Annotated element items
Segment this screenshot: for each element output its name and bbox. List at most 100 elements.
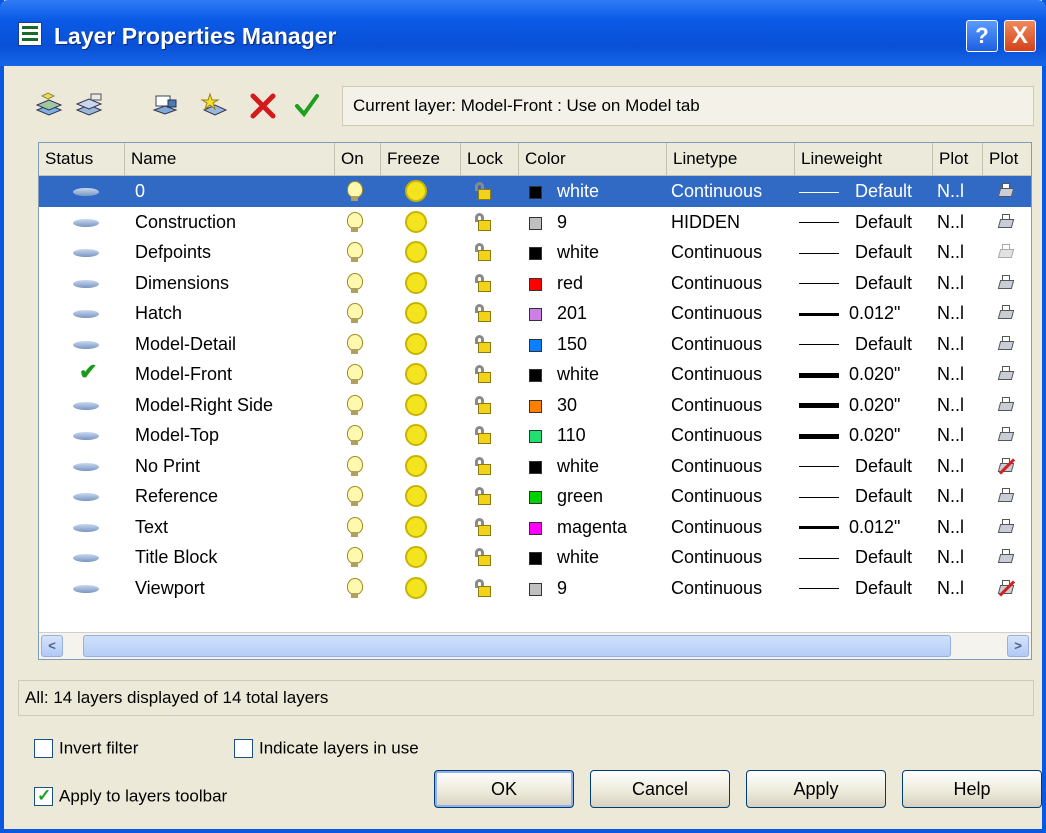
color-name[interactable]: white	[557, 237, 599, 268]
linetype[interactable]: Continuous	[671, 329, 762, 360]
printer-icon[interactable]	[997, 213, 1015, 231]
layer-states-manager-icon[interactable]	[150, 92, 180, 120]
layer-row[interactable]: Construction 9 HIDDEN Default N..l	[39, 207, 1031, 238]
sun-freeze-icon[interactable]	[405, 271, 427, 294]
lineweight[interactable]: Default	[855, 207, 912, 238]
light-bulb-icon[interactable]	[347, 547, 363, 567]
title-bar[interactable]: Layer Properties Manager ? X	[0, 0, 1046, 66]
linetype[interactable]: Continuous	[671, 237, 762, 268]
header-lineweight[interactable]: Lineweight	[795, 143, 933, 175]
linetype[interactable]: Continuous	[671, 390, 762, 421]
sun-freeze-icon[interactable]	[405, 454, 427, 477]
printer-icon[interactable]	[997, 518, 1015, 536]
printer-icon[interactable]	[997, 304, 1015, 322]
layer-name[interactable]: Dimensions	[135, 268, 229, 299]
layer-row[interactable]: Reference green Continuous Default N..l	[39, 481, 1031, 512]
unlock-icon[interactable]	[475, 334, 493, 353]
layer-row[interactable]: Viewport 9 Continuous Default N..l	[39, 573, 1031, 604]
lineweight[interactable]: Default	[855, 329, 912, 360]
header-status[interactable]: Status	[39, 143, 125, 175]
color-swatch[interactable]	[529, 552, 542, 565]
plot-style[interactable]: N..l	[937, 512, 964, 543]
layer-list[interactable]: Status Name On Freeze Lock Color Linetyp…	[38, 142, 1032, 660]
help-button[interactable]: Help	[902, 770, 1042, 808]
color-swatch[interactable]	[529, 491, 542, 504]
color-name[interactable]: 201	[557, 298, 587, 329]
light-bulb-icon[interactable]	[347, 577, 363, 598]
scroll-right-button[interactable]: >	[1007, 635, 1029, 657]
color-name[interactable]: 9	[557, 207, 567, 238]
color-swatch[interactable]	[529, 308, 542, 321]
horizontal-scrollbar[interactable]: < >	[39, 632, 1031, 659]
color-name[interactable]: white	[557, 176, 599, 207]
layer-name[interactable]: Model-Top	[135, 420, 219, 451]
header-lock[interactable]: Lock	[461, 143, 519, 175]
delete-layer-icon[interactable]	[248, 92, 278, 120]
light-bulb-icon[interactable]	[347, 242, 363, 262]
plot-style[interactable]: N..l	[937, 207, 964, 238]
header-on[interactable]: On	[335, 143, 381, 175]
plot-style[interactable]: N..l	[937, 298, 964, 329]
linetype[interactable]: Continuous	[671, 542, 762, 573]
plot-style[interactable]: N..l	[937, 390, 964, 421]
sun-freeze-icon[interactable]	[405, 393, 427, 416]
layer-row[interactable]: Dimensions red Continuous Default N..l	[39, 268, 1031, 299]
printer-icon[interactable]	[997, 396, 1015, 414]
unlock-icon[interactable]	[475, 212, 493, 231]
printer-icon[interactable]	[997, 487, 1015, 505]
unlock-icon[interactable]	[475, 365, 493, 383]
linetype[interactable]: Continuous	[671, 573, 762, 604]
color-swatch[interactable]	[529, 460, 542, 474]
light-bulb-icon[interactable]	[347, 272, 363, 293]
light-bulb-icon[interactable]	[347, 333, 363, 354]
lineweight[interactable]: Default	[855, 481, 912, 512]
header-linetype[interactable]: Linetype	[667, 143, 795, 175]
color-swatch[interactable]	[529, 247, 542, 260]
ok-button[interactable]: OK	[434, 770, 574, 808]
color-swatch[interactable]	[529, 582, 542, 596]
printer-icon[interactable]	[997, 426, 1015, 444]
cancel-button[interactable]: Cancel	[590, 770, 730, 808]
layer-row[interactable]: Model-Detail 150 Continuous Default N..l	[39, 329, 1031, 360]
sun-freeze-icon[interactable]	[405, 485, 427, 507]
sun-freeze-icon[interactable]	[405, 302, 427, 324]
color-swatch[interactable]	[529, 430, 542, 443]
printer-icon[interactable]	[997, 182, 1015, 200]
linetype[interactable]: HIDDEN	[671, 207, 740, 238]
layer-name[interactable]: Defpoints	[135, 237, 211, 268]
lineweight[interactable]: 0.020"	[849, 359, 900, 390]
layer-row[interactable]: Title Block white Continuous Default N..l	[39, 542, 1031, 573]
layer-name[interactable]: Model-Front	[135, 359, 232, 390]
layer-name[interactable]: Model-Detail	[135, 329, 236, 360]
layer-name[interactable]: Viewport	[135, 573, 205, 604]
light-bulb-icon[interactable]	[347, 364, 363, 384]
linetype[interactable]: Continuous	[671, 359, 762, 390]
sun-freeze-icon[interactable]	[405, 576, 427, 599]
lineweight[interactable]: Default	[855, 573, 912, 604]
lineweight[interactable]: 0.020"	[849, 390, 900, 421]
sun-freeze-icon[interactable]	[405, 180, 427, 202]
no-plot-printer-icon[interactable]	[997, 457, 1016, 475]
color-name[interactable]: red	[557, 268, 583, 299]
sun-freeze-icon[interactable]	[405, 424, 427, 446]
header-name[interactable]: Name	[125, 143, 335, 175]
light-bulb-icon[interactable]	[347, 516, 363, 537]
no-plot-printer-icon[interactable]	[997, 579, 1016, 597]
unlock-icon[interactable]	[475, 456, 493, 475]
indicate-layers-in-use-checkbox[interactable]: Indicate layers in use	[234, 737, 419, 759]
linetype[interactable]: Continuous	[671, 481, 762, 512]
layer-name[interactable]: Title Block	[135, 542, 217, 573]
color-name[interactable]: 9	[557, 573, 567, 604]
unlock-icon[interactable]	[475, 487, 493, 505]
linetype[interactable]: Continuous	[671, 420, 762, 451]
color-swatch[interactable]	[529, 369, 542, 382]
plot-style[interactable]: N..l	[937, 237, 964, 268]
layer-name[interactable]: Text	[135, 512, 168, 543]
invert-filter-box[interactable]	[34, 739, 53, 759]
close-button[interactable]: X	[1004, 20, 1036, 52]
color-name[interactable]: 30	[557, 390, 577, 421]
indicate-layers-box[interactable]	[234, 739, 253, 759]
unlock-icon[interactable]	[475, 395, 493, 414]
plot-style[interactable]: N..l	[937, 268, 964, 299]
layer-row[interactable]: Model-Top 110 Continuous 0.020" N..l	[39, 420, 1031, 451]
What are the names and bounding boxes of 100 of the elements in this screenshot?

TASK DIRECTIONS
Please copy the lines from the line with "237, 599, 268]" up to and including the line with "390, 762, 421]", keeping them identical.

RESULT OF THIS EXERCISE
color-name[interactable]: white	[557, 237, 599, 268]
linetype[interactable]: Continuous	[671, 329, 762, 360]
printer-icon[interactable]	[997, 213, 1015, 231]
layer-states-manager-icon[interactable]	[150, 92, 180, 120]
layer-row[interactable]: Construction 9 HIDDEN Default N..l	[39, 207, 1031, 238]
sun-freeze-icon[interactable]	[405, 271, 427, 294]
lineweight[interactable]: Default	[855, 207, 912, 238]
light-bulb-icon[interactable]	[347, 547, 363, 567]
title-bar[interactable]: Layer Properties Manager ? X	[0, 0, 1046, 66]
linetype[interactable]: Continuous	[671, 237, 762, 268]
header-lineweight[interactable]: Lineweight	[795, 143, 933, 175]
linetype[interactable]: Continuous	[671, 390, 762, 421]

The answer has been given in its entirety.